◆ Data for this task
====

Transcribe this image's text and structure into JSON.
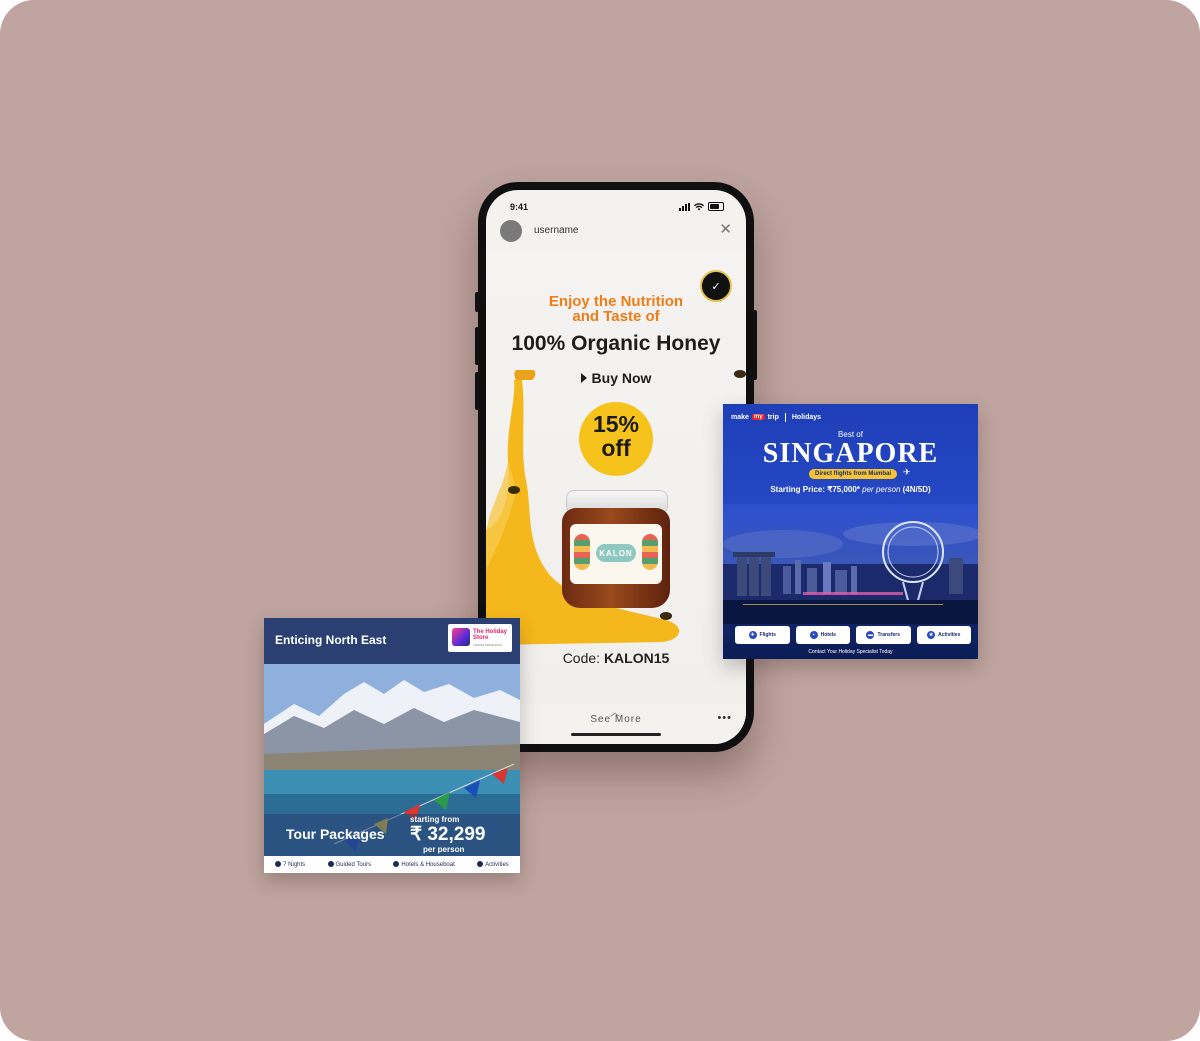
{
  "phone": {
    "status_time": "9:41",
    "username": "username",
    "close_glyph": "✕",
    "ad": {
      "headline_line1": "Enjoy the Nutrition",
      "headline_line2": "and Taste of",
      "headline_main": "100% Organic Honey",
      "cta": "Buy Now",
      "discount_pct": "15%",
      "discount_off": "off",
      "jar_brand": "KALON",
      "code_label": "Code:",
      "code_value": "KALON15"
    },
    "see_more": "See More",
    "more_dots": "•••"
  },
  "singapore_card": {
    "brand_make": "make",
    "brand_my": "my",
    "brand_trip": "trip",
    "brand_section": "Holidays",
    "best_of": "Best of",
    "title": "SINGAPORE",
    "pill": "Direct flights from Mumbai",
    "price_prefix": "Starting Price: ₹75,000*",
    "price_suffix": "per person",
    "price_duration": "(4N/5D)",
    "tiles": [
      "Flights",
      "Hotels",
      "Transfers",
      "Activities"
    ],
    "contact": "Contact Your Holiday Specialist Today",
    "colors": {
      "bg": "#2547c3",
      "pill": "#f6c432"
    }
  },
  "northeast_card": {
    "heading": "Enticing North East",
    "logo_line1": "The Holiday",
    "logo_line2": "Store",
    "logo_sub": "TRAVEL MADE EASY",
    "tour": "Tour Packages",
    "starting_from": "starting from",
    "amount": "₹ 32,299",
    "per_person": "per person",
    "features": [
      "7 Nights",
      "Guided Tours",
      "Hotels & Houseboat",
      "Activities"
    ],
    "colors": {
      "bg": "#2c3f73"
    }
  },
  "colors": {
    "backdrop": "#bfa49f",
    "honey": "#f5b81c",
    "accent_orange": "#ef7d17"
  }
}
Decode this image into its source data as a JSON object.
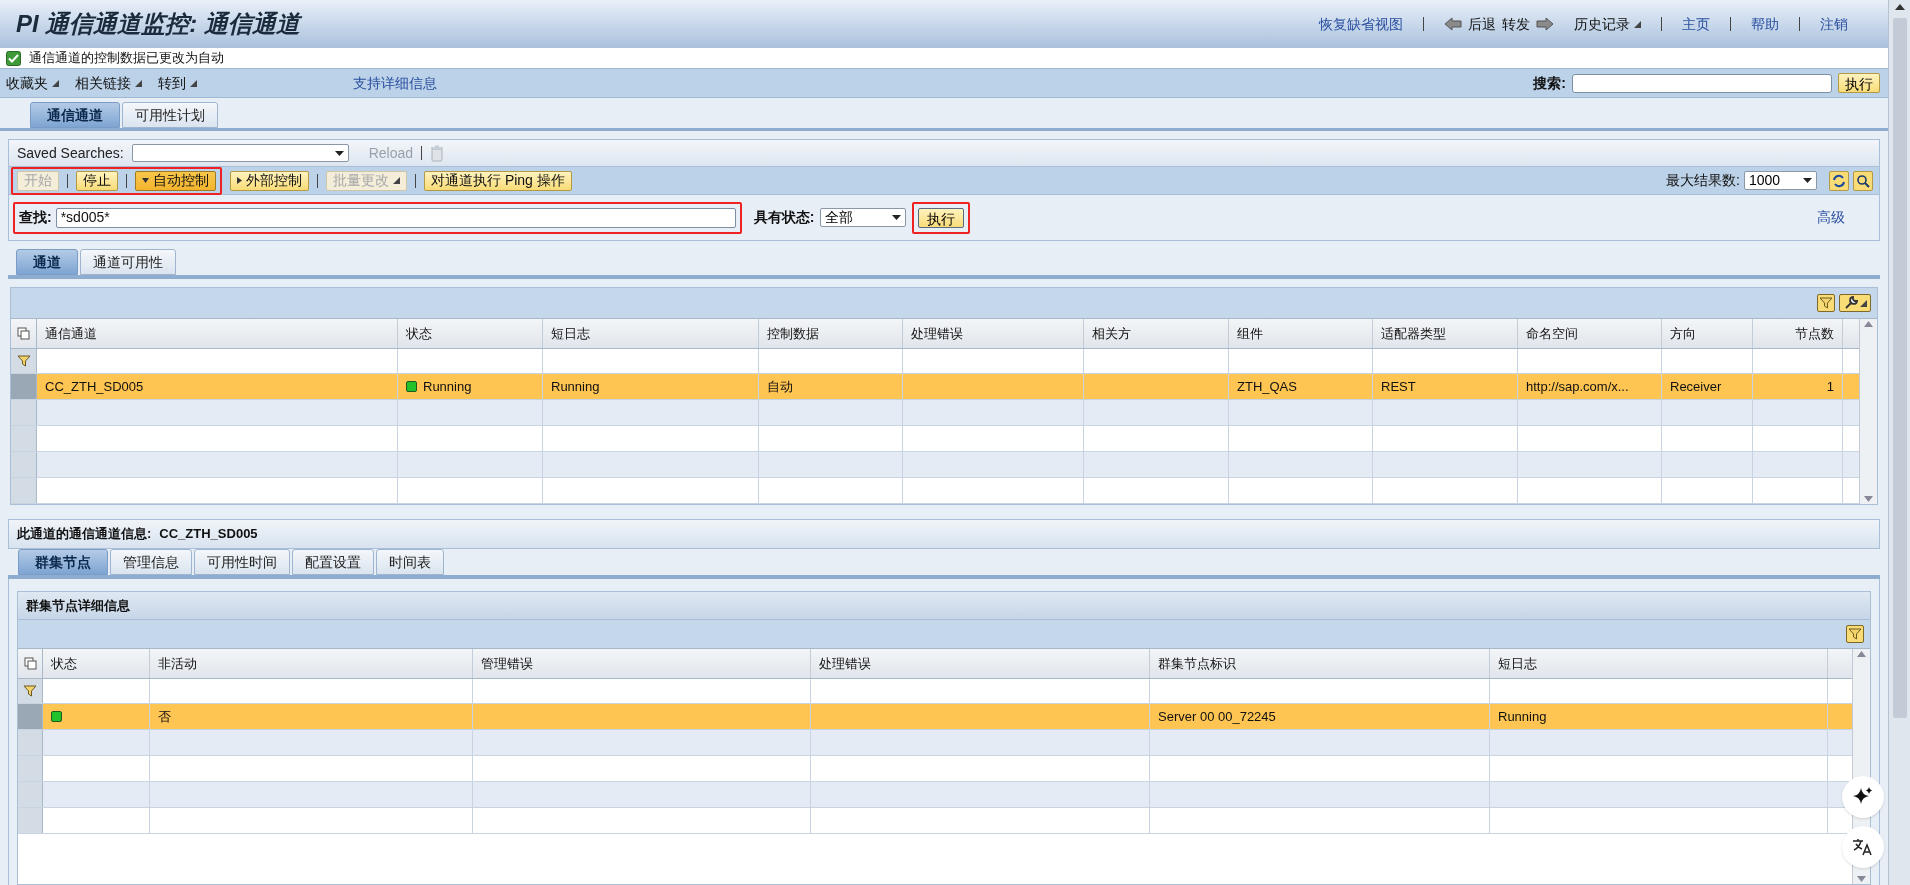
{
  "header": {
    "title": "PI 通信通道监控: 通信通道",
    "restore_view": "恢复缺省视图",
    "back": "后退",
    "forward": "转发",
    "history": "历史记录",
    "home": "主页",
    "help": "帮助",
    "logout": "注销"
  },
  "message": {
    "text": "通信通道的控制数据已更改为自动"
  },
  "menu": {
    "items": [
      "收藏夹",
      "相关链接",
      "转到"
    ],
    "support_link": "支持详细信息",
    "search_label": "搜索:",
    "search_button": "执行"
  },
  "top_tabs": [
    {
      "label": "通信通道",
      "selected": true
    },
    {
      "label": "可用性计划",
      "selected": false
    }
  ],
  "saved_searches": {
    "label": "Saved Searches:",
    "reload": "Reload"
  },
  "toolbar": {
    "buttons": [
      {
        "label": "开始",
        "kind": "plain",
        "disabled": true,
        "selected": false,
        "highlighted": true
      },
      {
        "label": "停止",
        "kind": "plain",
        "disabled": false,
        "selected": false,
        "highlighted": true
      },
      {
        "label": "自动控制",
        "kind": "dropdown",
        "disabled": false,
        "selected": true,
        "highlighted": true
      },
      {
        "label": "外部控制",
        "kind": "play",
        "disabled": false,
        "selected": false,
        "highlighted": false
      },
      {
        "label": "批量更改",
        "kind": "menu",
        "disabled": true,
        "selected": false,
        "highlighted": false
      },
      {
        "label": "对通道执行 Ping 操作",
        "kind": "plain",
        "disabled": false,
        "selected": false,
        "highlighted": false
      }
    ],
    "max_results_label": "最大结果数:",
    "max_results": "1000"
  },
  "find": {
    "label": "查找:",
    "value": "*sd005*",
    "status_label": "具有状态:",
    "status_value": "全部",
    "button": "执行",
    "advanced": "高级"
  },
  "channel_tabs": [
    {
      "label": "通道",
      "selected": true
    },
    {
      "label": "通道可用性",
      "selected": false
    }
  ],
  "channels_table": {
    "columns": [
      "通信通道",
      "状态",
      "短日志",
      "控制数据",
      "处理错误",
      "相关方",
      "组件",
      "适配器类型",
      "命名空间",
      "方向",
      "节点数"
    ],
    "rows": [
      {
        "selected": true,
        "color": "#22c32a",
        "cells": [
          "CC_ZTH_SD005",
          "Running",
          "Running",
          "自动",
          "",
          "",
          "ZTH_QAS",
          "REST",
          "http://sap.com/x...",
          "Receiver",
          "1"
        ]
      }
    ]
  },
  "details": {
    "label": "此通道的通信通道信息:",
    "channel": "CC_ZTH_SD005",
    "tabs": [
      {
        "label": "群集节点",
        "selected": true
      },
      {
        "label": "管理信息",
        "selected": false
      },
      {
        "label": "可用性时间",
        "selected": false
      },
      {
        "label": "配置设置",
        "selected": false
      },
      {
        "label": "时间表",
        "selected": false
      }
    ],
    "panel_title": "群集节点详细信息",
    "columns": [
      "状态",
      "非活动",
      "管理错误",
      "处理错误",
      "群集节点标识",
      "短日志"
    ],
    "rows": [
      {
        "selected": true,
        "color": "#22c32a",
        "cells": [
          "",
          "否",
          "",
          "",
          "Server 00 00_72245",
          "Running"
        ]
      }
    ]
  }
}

====

Say the number of lines in the listing that hold "from", with no added words.

2